Probability of $X_{n+1}=x$ in a random walk

Question

I have the following problem regarding random walks:

Given a simple random walk $\{ X_n : n=0,1,2,\dots \} $ in $\mathbb{Z}$ and $p+q=1$ show that $$P(X_{n+1}=x) = p P(X_n = x-1 ) + qP(X_n = x+1 )$$

I don't know where to start, it seems intuitive since it is just like the Law of Total Probability. I also have this result to help me: $P(X_{n+1}=j|X_n = i)=\begin{cases} p & \text{ if }j=i+1 \\ q & \text{ if } j = i-1\end{cases}$. I don't know how to put it all together, thanks for the help.

▶ _PROVIDED DATA_
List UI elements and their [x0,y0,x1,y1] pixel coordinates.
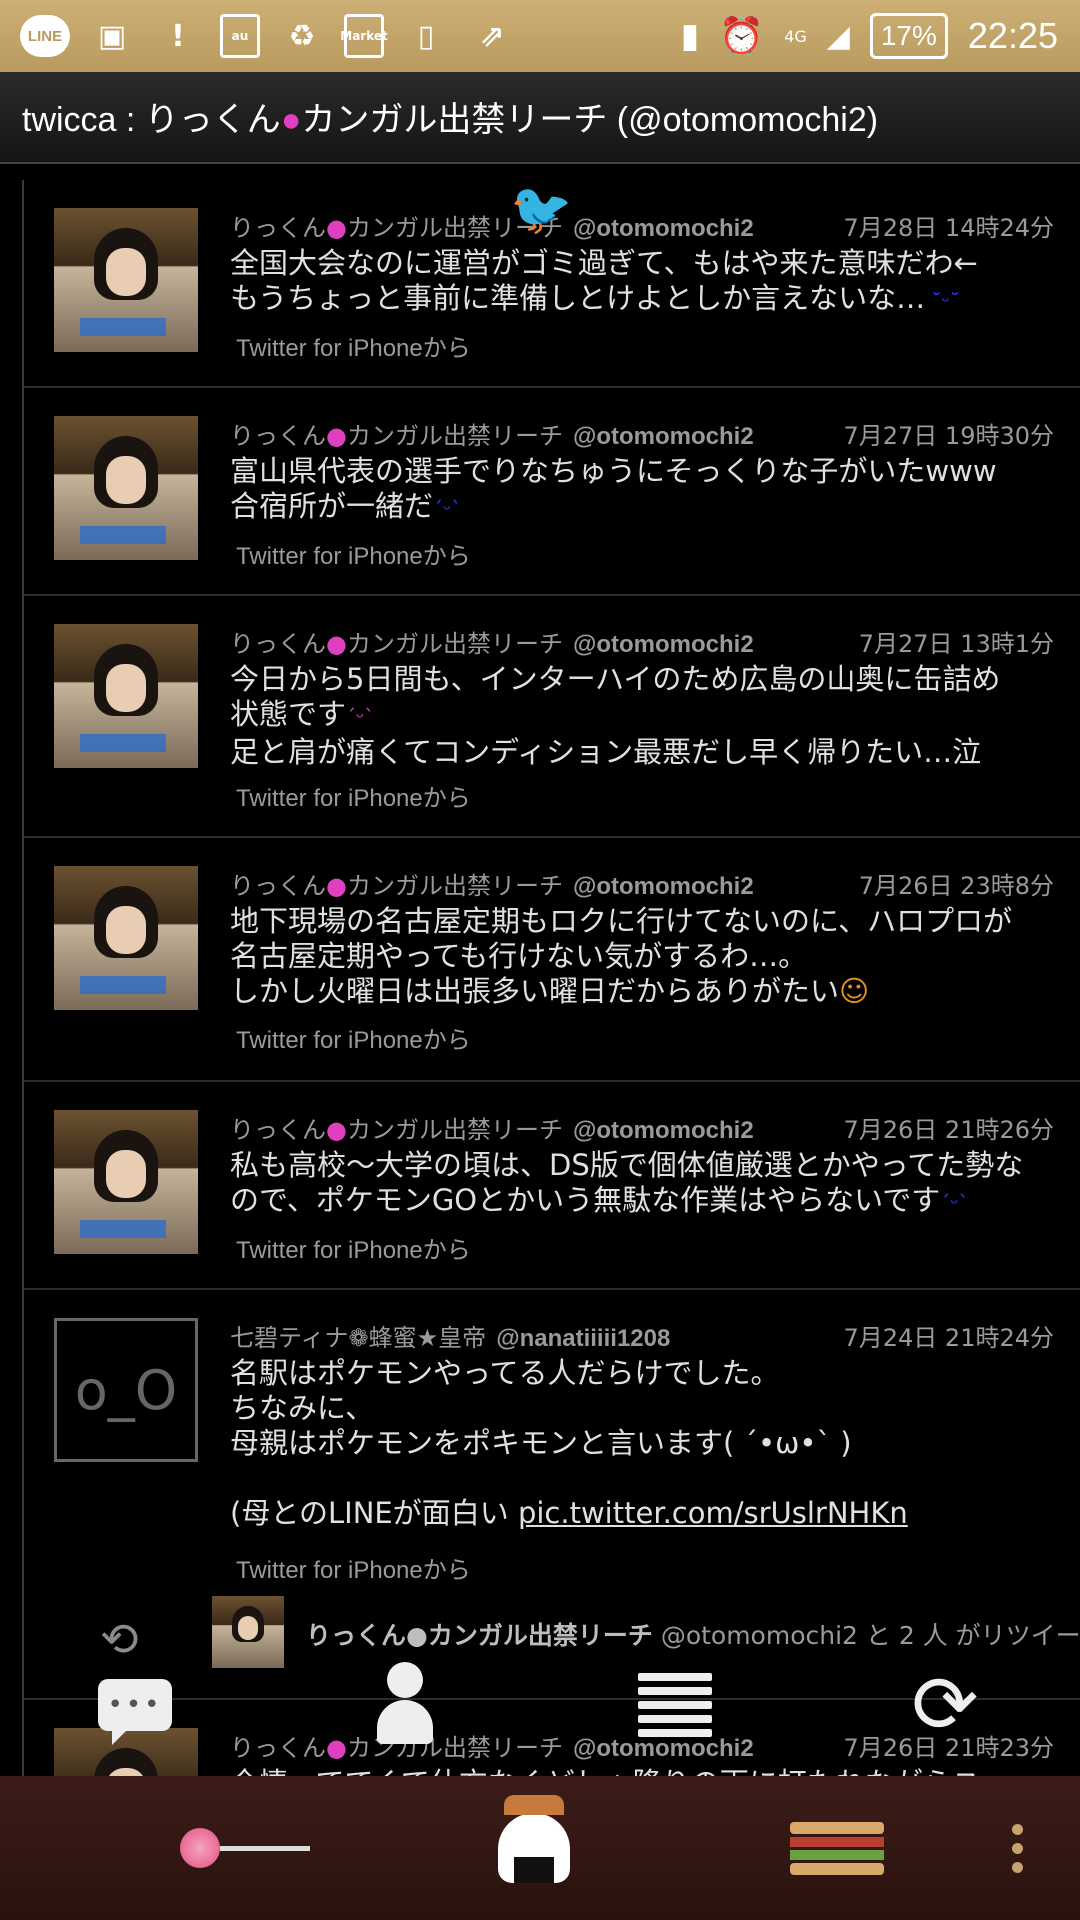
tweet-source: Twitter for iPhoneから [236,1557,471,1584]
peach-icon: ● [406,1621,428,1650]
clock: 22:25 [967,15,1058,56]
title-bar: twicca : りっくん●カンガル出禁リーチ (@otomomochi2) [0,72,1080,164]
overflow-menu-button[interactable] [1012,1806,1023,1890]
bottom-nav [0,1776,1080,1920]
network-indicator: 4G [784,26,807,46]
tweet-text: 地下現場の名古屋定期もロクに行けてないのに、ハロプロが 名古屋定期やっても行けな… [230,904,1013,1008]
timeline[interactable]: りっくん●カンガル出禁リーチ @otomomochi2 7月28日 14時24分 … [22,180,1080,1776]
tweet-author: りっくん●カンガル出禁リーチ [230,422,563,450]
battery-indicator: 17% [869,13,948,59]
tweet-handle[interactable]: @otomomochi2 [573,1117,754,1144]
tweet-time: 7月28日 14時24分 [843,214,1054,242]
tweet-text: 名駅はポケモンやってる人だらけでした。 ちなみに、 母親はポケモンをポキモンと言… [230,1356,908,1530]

▶ _REQUIREMENT A_
Echo the random walk question word for word, starting at the words "Given a simple" and ending after the words "for the help.".
▶ _REQUIREMENT B_
Duplicate the lines of the listing exactly, starting at the line that contains "tweet-source: Twitter for" and stopping after the line that contains "tweet-text: 地下現場の名古屋定期もロクに行けてないのに、ハロプロが 名古屋定期やっても行けな…".

▶ _FULL ANSWER A_
Given a simple random walk $\{ X_n : n=0,1,2,\dots \} $ in $\mathbb{Z}$ and $p+q=1$ show that $$P(X_{n+1}=x) = p P(X_n = x-1 ) + qP(X_n = x+1 )$$

I don't know where to start, it seems intuitive since it is just like the Law of Total Probability. I also have this result to help me: $P(X_{n+1}=j|X_n = i)=\begin{cases} p & \text{ if }j=i+1 \\ q & \text{ if } j = i-1\end{cases}$. I don't know how to put it all together, thanks for the help.

▶ _FULL ANSWER B_
tweet-source: Twitter for iPhoneから [236,1557,471,1584]
peach-icon: ● [406,1621,428,1650]
clock: 22:25 [967,15,1058,56]
title-bar: twicca : りっくん●カンガル出禁リーチ (@otomomochi2) [0,72,1080,164]
overflow-menu-button[interactable] [1012,1806,1023,1890]
bottom-nav [0,1776,1080,1920]
network-indicator: 4G [784,26,807,46]
tweet-text: 地下現場の名古屋定期もロクに行けてないのに、ハロプロが 名古屋定期やっても行けな… [230,904,1013,1008]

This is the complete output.